Start of STORED DATA

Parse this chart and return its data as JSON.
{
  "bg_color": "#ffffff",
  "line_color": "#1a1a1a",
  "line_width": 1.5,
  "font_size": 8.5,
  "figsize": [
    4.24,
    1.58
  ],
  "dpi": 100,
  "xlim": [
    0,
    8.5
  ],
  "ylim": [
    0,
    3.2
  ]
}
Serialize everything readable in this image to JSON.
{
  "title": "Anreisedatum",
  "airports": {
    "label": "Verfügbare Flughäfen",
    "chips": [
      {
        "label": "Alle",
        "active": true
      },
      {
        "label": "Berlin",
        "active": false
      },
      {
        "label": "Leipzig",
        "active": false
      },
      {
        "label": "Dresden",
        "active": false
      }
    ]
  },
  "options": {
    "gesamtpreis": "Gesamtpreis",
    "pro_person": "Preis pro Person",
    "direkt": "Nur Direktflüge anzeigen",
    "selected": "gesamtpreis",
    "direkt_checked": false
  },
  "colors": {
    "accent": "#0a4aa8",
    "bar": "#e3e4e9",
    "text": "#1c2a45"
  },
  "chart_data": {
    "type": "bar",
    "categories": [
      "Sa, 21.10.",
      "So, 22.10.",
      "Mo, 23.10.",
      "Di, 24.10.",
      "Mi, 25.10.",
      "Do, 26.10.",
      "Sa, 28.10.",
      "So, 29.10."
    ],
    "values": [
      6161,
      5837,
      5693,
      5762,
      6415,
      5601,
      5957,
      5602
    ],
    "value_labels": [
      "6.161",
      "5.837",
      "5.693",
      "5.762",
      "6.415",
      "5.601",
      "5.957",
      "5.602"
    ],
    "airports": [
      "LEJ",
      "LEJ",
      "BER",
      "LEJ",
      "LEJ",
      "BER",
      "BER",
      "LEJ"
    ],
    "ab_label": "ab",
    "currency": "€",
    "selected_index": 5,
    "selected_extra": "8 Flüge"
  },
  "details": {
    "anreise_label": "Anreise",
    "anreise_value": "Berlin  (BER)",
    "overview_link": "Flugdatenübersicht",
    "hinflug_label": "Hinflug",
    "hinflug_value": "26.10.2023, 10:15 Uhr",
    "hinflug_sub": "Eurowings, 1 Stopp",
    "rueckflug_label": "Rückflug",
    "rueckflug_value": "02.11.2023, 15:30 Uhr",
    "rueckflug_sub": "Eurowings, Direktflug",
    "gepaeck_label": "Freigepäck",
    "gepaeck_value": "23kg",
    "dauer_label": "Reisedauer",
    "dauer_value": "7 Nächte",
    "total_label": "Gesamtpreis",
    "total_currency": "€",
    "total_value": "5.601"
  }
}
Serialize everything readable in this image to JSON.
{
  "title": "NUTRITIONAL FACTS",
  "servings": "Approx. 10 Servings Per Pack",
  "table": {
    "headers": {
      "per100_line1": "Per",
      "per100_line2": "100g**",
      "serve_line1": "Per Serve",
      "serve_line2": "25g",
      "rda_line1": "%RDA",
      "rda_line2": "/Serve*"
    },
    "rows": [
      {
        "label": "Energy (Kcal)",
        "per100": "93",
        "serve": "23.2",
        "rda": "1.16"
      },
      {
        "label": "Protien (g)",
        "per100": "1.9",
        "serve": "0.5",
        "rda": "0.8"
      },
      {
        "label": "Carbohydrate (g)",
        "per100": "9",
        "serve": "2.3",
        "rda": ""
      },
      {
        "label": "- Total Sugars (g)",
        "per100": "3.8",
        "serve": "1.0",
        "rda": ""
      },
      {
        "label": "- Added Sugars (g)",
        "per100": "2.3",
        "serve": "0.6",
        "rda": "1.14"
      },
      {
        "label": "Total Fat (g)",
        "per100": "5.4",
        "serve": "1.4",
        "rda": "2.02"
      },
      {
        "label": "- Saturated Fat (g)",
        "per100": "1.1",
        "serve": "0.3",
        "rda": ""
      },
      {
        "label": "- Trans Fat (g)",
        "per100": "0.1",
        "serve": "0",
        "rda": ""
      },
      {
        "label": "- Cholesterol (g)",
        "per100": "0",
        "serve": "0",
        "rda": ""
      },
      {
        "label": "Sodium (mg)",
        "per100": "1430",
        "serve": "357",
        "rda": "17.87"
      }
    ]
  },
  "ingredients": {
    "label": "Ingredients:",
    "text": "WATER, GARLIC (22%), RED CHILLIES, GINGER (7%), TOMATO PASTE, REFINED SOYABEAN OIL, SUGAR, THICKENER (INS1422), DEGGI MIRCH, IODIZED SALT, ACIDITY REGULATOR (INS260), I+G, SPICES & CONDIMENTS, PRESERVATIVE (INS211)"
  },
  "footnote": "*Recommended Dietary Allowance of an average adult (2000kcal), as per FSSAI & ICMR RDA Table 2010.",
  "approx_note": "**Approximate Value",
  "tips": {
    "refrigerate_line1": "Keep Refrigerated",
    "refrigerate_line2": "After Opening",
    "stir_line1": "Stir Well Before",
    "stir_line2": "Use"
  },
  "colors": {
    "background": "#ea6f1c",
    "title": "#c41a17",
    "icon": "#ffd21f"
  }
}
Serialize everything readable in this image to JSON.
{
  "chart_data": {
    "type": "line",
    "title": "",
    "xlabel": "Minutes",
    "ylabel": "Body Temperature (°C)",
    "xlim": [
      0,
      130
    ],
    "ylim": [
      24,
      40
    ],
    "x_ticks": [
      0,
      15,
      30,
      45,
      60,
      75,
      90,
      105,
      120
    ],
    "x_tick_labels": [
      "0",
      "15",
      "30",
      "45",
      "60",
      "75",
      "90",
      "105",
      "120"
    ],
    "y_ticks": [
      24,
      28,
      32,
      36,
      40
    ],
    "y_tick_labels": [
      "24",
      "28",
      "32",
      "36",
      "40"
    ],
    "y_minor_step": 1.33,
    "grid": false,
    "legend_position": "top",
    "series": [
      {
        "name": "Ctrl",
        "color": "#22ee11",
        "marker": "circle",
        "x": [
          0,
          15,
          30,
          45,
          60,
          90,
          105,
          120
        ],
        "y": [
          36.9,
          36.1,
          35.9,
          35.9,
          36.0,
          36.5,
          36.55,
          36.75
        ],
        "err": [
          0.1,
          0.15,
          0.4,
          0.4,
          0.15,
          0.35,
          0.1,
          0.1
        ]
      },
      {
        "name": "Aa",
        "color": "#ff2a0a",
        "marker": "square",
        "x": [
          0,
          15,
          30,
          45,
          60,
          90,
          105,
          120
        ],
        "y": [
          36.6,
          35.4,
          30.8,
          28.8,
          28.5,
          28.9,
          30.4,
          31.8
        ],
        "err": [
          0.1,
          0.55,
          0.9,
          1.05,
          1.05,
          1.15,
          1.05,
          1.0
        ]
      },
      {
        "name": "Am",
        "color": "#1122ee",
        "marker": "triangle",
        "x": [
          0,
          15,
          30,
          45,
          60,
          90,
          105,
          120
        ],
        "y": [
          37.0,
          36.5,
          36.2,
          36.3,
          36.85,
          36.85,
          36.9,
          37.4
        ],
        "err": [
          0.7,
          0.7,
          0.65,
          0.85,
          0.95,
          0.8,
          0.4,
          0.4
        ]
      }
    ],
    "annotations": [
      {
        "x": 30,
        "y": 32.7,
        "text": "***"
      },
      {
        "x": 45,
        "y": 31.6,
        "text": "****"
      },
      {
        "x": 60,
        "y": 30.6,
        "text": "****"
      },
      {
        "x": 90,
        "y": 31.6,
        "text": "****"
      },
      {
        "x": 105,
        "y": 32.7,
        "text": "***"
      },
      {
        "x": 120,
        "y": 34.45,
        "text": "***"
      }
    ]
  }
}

End of STORED DATA

▶ _WHAT IS REQUIRED_
Return all of the entries exactly as they were supplied.

▶ _TASK ANSWER_
Parse this chart and return its data as JSON.
{
  "bg_color": "#ffffff",
  "line_color": "#1a1a1a",
  "line_width": 1.5,
  "font_size": 8.5,
  "figsize": [
    4.24,
    1.58
  ],
  "dpi": 100,
  "xlim": [
    0,
    8.5
  ],
  "ylim": [
    0,
    3.2
  ]
}
Serialize everything readable in this image to JSON.
{
  "title": "Anreisedatum",
  "airports": {
    "label": "Verfügbare Flughäfen",
    "chips": [
      {
        "label": "Alle",
        "active": true
      },
      {
        "label": "Berlin",
        "active": false
      },
      {
        "label": "Leipzig",
        "active": false
      },
      {
        "label": "Dresden",
        "active": false
      }
    ]
  },
  "options": {
    "gesamtpreis": "Gesamtpreis",
    "pro_person": "Preis pro Person",
    "direkt": "Nur Direktflüge anzeigen",
    "selected": "gesamtpreis",
    "direkt_checked": false
  },
  "colors": {
    "accent": "#0a4aa8",
    "bar": "#e3e4e9",
    "text": "#1c2a45"
  },
  "chart_data": {
    "type": "bar",
    "categories": [
      "Sa, 21.10.",
      "So, 22.10.",
      "Mo, 23.10.",
      "Di, 24.10.",
      "Mi, 25.10.",
      "Do, 26.10.",
      "Sa, 28.10.",
      "So, 29.10."
    ],
    "values": [
      6161,
      5837,
      5693,
      5762,
      6415,
      5601,
      5957,
      5602
    ],
    "value_labels": [
      "6.161",
      "5.837",
      "5.693",
      "5.762",
      "6.415",
      "5.601",
      "5.957",
      "5.602"
    ],
    "airports": [
      "LEJ",
      "LEJ",
      "BER",
      "LEJ",
      "LEJ",
      "BER",
      "BER",
      "LEJ"
    ],
    "ab_label": "ab",
    "currency": "€",
    "selected_index": 5,
    "selected_extra": "8 Flüge"
  },
  "details": {
    "anreise_label": "Anreise",
    "anreise_value": "Berlin  (BER)",
    "overview_link": "Flugdatenübersicht",
    "hinflug_label": "Hinflug",
    "hinflug_value": "26.10.2023, 10:15 Uhr",
    "hinflug_sub": "Eurowings, 1 Stopp",
    "rueckflug_label": "Rückflug",
    "rueckflug_value": "02.11.2023, 15:30 Uhr",
    "rueckflug_sub": "Eurowings, Direktflug",
    "gepaeck_label": "Freigepäck",
    "gepaeck_value": "23kg",
    "dauer_label": "Reisedauer",
    "dauer_value": "7 Nächte",
    "total_label": "Gesamtpreis",
    "total_currency": "€",
    "total_value": "5.601"
  }
}
Serialize everything readable in this image to JSON.
{
  "title": "NUTRITIONAL FACTS",
  "servings": "Approx. 10 Servings Per Pack",
  "table": {
    "headers": {
      "per100_line1": "Per",
      "per100_line2": "100g**",
      "serve_line1": "Per Serve",
      "serve_line2": "25g",
      "rda_line1": "%RDA",
      "rda_line2": "/Serve*"
    },
    "rows": [
      {
        "label": "Energy (Kcal)",
        "per100": "93",
        "serve": "23.2",
        "rda": "1.16"
      },
      {
        "label": "Protien (g)",
        "per100": "1.9",
        "serve": "0.5",
        "rda": "0.8"
      },
      {
        "label": "Carbohydrate (g)",
        "per100": "9",
        "serve": "2.3",
        "rda": ""
      },
      {
        "label": "- Total Sugars (g)",
        "per100": "3.8",
        "serve": "1.0",
        "rda": ""
      },
      {
        "label": "- Added Sugars (g)",
        "per100": "2.3",
        "serve": "0.6",
        "rda": "1.14"
      },
      {
        "label": "Total Fat (g)",
        "per100": "5.4",
        "serve": "1.4",
        "rda": "2.02"
      },
      {
        "label": "- Saturated Fat (g)",
        "per100": "1.1",
        "serve": "0.3",
        "rda": ""
      },
      {
        "label": "- Trans Fat (g)",
        "per100": "0.1",
        "serve": "0",
        "rda": ""
      },
      {
        "label": "- Cholesterol (g)",
        "per100": "0",
        "serve": "0",
        "rda": ""
      },
      {
        "label": "Sodium (mg)",
        "per100": "1430",
        "serve": "357",
        "rda": "17.87"
      }
    ]
  },
  "ingredients": {
    "label": "Ingredients:",
    "text": "WATER, GARLIC (22%), RED CHILLIES, GINGER (7%), TOMATO PASTE, REFINED SOYABEAN OIL, SUGAR, THICKENER (INS1422), DEGGI MIRCH, IODIZED SALT, ACIDITY REGULATOR (INS260), I+G, SPICES & CONDIMENTS, PRESERVATIVE (INS211)"
  },
  "footnote": "*Recommended Dietary Allowance of an average adult (2000kcal), as per FSSAI & ICMR RDA Table 2010.",
  "approx_note": "**Approximate Value",
  "tips": {
    "refrigerate_line1": "Keep Refrigerated",
    "refrigerate_line2": "After Opening",
    "stir_line1": "Stir Well Before",
    "stir_line2": "Use"
  },
  "colors": {
    "background": "#ea6f1c",
    "title": "#c41a17",
    "icon": "#ffd21f"
  }
}
Serialize everything readable in this image to JSON.
{
  "chart_data": {
    "type": "line",
    "title": "",
    "xlabel": "Minutes",
    "ylabel": "Body Temperature (°C)",
    "xlim": [
      0,
      130
    ],
    "ylim": [
      24,
      40
    ],
    "x_ticks": [
      0,
      15,
      30,
      45,
      60,
      75,
      90,
      105,
      120
    ],
    "x_tick_labels": [
      "0",
      "15",
      "30",
      "45",
      "60",
      "75",
      "90",
      "105",
      "120"
    ],
    "y_ticks": [
      24,
      28,
      32,
      36,
      40
    ],
    "y_tick_labels": [
      "24",
      "28",
      "32",
      "36",
      "40"
    ],
    "y_minor_step": 1.33,
    "grid": false,
    "legend_position": "top",
    "series": [
      {
        "name": "Ctrl",
        "color": "#22ee11",
        "marker": "circle",
        "x": [
          0,
          15,
          30,
          45,
          60,
          90,
          105,
          120
        ],
        "y": [
          36.9,
          36.1,
          35.9,
          35.9,
          36.0,
          36.5,
          36.55,
          36.75
        ],
        "err": [
          0.1,
          0.15,
          0.4,
          0.4,
          0.15,
          0.35,
          0.1,
          0.1
        ]
      },
      {
        "name": "Aa",
        "color": "#ff2a0a",
        "marker": "square",
        "x": [
          0,
          15,
          30,
          45,
          60,
          90,
          105,
          120
        ],
        "y": [
          36.6,
          35.4,
          30.8,
          28.8,
          28.5,
          28.9,
          30.4,
          31.8
        ],
        "err": [
          0.1,
          0.55,
          0.9,
          1.05,
          1.05,
          1.15,
          1.05,
          1.0
        ]
      },
      {
        "name": "Am",
        "color": "#1122ee",
        "marker": "triangle",
        "x": [
          0,
          15,
          30,
          45,
          60,
          90,
          105,
          120
        ],
        "y": [
          37.0,
          36.5,
          36.2,
          36.3,
          36.85,
          36.85,
          36.9,
          37.4
        ],
        "err": [
          0.7,
          0.7,
          0.65,
          0.85,
          0.95,
          0.8,
          0.4,
          0.4
        ]
      }
    ],
    "annotations": [
      {
        "x": 30,
        "y": 32.7,
        "text": "***"
      },
      {
        "x": 45,
        "y": 31.6,
        "text": "****"
      },
      {
        "x": 60,
        "y": 30.6,
        "text": "****"
      },
      {
        "x": 90,
        "y": 31.6,
        "text": "****"
      },
      {
        "x": 105,
        "y": 32.7,
        "text": "***"
      },
      {
        "x": 120,
        "y": 34.45,
        "text": "***"
      }
    ]
  }
}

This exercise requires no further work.